___ Document ___

Magnetic-inductive flow meters

Magnetic-inductive flow meters for accurate conductive liquids measurement

WIKA magnetic-inductive flow meters provide precise measurements of conductive liquids offering many important advantages compared to other technologies, such as exceptional long-term stability, maximum process reliability, no pressure drop and zero maintenance. WIKA magnetic-inductive sensors are available in different versions in terms of body and lining materials, pipe connections and applications (from economical solution for irrigation up to highly accurate custody transfer as per MID MI-001, OIML R49). They can be coupled to WIKA digital signal converters, supplied in compact and separated configurations, able to deliver accurate flow measurement and manage communication with the external control systems, even in absence of power supply. With no moving or intrusive parts these WIKA instruments ensure fast response time and ease of installation.

How do magnetic-inductive flow meters work?

___

Continue the page on magnetic-inductive flow meters from its final heading onward.

___ Dataset content ___

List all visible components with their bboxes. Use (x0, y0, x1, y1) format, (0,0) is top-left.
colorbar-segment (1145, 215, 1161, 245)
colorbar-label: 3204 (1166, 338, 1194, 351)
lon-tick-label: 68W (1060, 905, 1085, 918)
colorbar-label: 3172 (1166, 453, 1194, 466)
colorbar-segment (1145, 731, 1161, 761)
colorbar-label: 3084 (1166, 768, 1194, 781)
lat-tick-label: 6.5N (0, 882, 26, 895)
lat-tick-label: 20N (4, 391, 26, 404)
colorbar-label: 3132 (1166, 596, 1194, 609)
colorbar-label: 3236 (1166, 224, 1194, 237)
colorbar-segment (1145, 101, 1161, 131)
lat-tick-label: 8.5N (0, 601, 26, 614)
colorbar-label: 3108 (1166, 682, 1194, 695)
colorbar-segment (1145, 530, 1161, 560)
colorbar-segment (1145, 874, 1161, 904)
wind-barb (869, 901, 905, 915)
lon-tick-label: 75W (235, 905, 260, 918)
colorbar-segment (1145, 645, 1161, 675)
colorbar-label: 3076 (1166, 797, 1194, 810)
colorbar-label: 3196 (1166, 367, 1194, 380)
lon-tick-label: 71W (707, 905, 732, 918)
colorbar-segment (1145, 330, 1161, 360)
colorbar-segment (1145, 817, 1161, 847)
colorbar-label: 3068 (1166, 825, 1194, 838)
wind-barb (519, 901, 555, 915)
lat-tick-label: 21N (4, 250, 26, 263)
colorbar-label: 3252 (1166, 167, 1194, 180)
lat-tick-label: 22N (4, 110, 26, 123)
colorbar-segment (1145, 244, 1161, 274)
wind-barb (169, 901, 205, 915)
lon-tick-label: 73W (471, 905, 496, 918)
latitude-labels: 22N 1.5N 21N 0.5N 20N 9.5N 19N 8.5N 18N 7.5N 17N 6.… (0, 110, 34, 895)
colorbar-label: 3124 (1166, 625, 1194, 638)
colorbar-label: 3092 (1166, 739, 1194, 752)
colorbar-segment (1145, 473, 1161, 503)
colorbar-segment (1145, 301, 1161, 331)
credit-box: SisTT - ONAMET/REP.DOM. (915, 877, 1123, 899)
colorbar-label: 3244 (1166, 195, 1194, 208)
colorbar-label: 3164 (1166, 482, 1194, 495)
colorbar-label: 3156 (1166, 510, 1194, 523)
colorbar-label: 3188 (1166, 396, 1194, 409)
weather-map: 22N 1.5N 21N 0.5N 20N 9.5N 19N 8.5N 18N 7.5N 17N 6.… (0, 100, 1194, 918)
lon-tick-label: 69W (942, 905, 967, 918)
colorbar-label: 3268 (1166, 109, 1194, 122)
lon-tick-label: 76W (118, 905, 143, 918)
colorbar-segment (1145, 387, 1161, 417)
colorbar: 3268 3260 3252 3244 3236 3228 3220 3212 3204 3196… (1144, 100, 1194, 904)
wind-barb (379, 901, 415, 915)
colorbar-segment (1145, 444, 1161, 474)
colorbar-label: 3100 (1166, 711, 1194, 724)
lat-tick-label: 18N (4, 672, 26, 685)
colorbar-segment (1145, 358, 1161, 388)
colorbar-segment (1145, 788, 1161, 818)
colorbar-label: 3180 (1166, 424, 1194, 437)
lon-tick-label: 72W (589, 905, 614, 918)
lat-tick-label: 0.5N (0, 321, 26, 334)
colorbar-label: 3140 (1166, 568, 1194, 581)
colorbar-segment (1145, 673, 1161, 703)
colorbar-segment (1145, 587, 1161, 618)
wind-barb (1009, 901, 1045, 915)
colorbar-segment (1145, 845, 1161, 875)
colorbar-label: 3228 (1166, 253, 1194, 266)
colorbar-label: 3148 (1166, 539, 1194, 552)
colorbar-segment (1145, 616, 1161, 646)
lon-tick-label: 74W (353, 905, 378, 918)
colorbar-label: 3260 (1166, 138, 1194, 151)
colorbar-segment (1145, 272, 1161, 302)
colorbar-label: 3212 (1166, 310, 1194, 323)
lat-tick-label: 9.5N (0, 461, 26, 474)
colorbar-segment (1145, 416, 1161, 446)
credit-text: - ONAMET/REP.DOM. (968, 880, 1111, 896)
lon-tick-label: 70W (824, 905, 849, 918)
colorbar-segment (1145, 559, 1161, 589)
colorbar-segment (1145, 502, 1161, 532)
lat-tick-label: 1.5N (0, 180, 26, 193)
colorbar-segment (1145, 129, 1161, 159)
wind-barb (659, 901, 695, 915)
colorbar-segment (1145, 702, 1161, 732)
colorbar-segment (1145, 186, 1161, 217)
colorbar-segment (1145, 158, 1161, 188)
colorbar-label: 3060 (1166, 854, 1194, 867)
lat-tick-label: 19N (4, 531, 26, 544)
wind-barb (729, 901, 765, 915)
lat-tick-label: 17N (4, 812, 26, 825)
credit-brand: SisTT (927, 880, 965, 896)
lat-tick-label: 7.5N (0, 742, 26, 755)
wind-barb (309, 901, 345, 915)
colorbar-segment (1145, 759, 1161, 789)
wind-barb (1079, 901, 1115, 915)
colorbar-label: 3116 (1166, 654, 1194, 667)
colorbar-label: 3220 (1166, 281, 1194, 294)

___

Answer to this task:
Magnetic-inductive flow meters are used to precisely measure conductive liquids. The measuring principle is based on Faraday's law of induction. According to this law, a conductive liquid can be measured by its voltage as it passes through a magnetic field. The advantage of magnetic-inductive flow meters is that they work even in the absence of power supply and can be used regardless of pressure, temperature, density, viscosity and aggressiveness of the measured substances.

Where are magnetic-inductive flow meters mainly used?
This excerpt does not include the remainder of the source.